Written task => Take the records underneath and set them down exactly.

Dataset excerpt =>
= = = =
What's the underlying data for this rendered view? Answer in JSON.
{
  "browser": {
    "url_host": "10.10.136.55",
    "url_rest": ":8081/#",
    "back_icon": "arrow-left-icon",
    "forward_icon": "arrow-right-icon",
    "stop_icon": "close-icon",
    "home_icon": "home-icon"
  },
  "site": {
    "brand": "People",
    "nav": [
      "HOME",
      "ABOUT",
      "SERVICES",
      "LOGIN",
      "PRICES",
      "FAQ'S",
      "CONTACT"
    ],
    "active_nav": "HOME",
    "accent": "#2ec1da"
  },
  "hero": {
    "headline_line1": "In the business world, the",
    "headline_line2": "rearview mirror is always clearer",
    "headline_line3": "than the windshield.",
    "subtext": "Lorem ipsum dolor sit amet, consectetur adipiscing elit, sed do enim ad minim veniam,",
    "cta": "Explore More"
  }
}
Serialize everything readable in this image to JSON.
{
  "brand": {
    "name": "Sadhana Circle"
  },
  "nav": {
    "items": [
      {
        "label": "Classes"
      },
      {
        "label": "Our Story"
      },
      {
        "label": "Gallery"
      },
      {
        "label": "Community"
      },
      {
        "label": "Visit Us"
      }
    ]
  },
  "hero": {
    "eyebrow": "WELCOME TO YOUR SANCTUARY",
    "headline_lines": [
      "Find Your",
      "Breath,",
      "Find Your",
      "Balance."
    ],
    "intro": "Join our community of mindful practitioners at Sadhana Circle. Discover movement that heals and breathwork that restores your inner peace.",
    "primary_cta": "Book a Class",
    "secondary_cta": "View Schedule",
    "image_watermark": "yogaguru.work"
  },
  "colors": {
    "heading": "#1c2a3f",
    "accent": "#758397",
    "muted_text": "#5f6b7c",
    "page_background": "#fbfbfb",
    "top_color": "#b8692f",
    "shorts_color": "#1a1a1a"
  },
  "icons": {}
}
= = = =
Answer to this task =>
What's the underlying data for this rendered view? Answer in JSON.
{
  "browser": {
    "url_host": "10.10.136.55",
    "url_rest": ":8081/#",
    "back_icon": "arrow-left-icon",
    "forward_icon": "arrow-right-icon",
    "stop_icon": "close-icon",
    "home_icon": "home-icon"
  },
  "site": {
    "brand": "People",
    "nav": [
      "HOME",
      "ABOUT",
      "SERVICES",
      "LOGIN",
      "PRICES",
      "FAQ'S",
      "CONTACT"
    ],
    "active_nav": "HOME",
    "accent": "#2ec1da"
  },
  "hero": {
    "headline_line1": "In the business world, the",
    "headline_line2": "rearview mirror is always clearer",
    "headline_line3": "than the windshield.",
    "subtext": "Lorem ipsum dolor sit amet, consectetur adipiscing elit, sed do enim ad minim veniam,",
    "cta": "Explore More"
  }
}
Serialize everything readable in this image to JSON.
{
  "brand": {
    "name": "Sadhana Circle"
  },
  "nav": {
    "items": [
      {
        "label": "Classes"
      },
      {
        "label": "Our Story"
      },
      {
        "label": "Gallery"
      },
      {
        "label": "Community"
      },
      {
        "label": "Visit Us"
      }
    ]
  },
  "hero": {
    "eyebrow": "WELCOME TO YOUR SANCTUARY",
    "headline_lines": [
      "Find Your",
      "Breath,",
      "Find Your",
      "Balance."
    ],
    "intro": "Join our community of mindful practitioners at Sadhana Circle. Discover movement that heals and breathwork that restores your inner peace.",
    "primary_cta": "Book a Class",
    "secondary_cta": "View Schedule",
    "image_watermark": "yogaguru.work"
  },
  "colors": {
    "heading": "#1c2a3f",
    "accent": "#758397",
    "muted_text": "#5f6b7c",
    "page_background": "#fbfbfb",
    "top_color": "#b8692f",
    "shorts_color": "#1a1a1a"
  },
  "icons": {}
}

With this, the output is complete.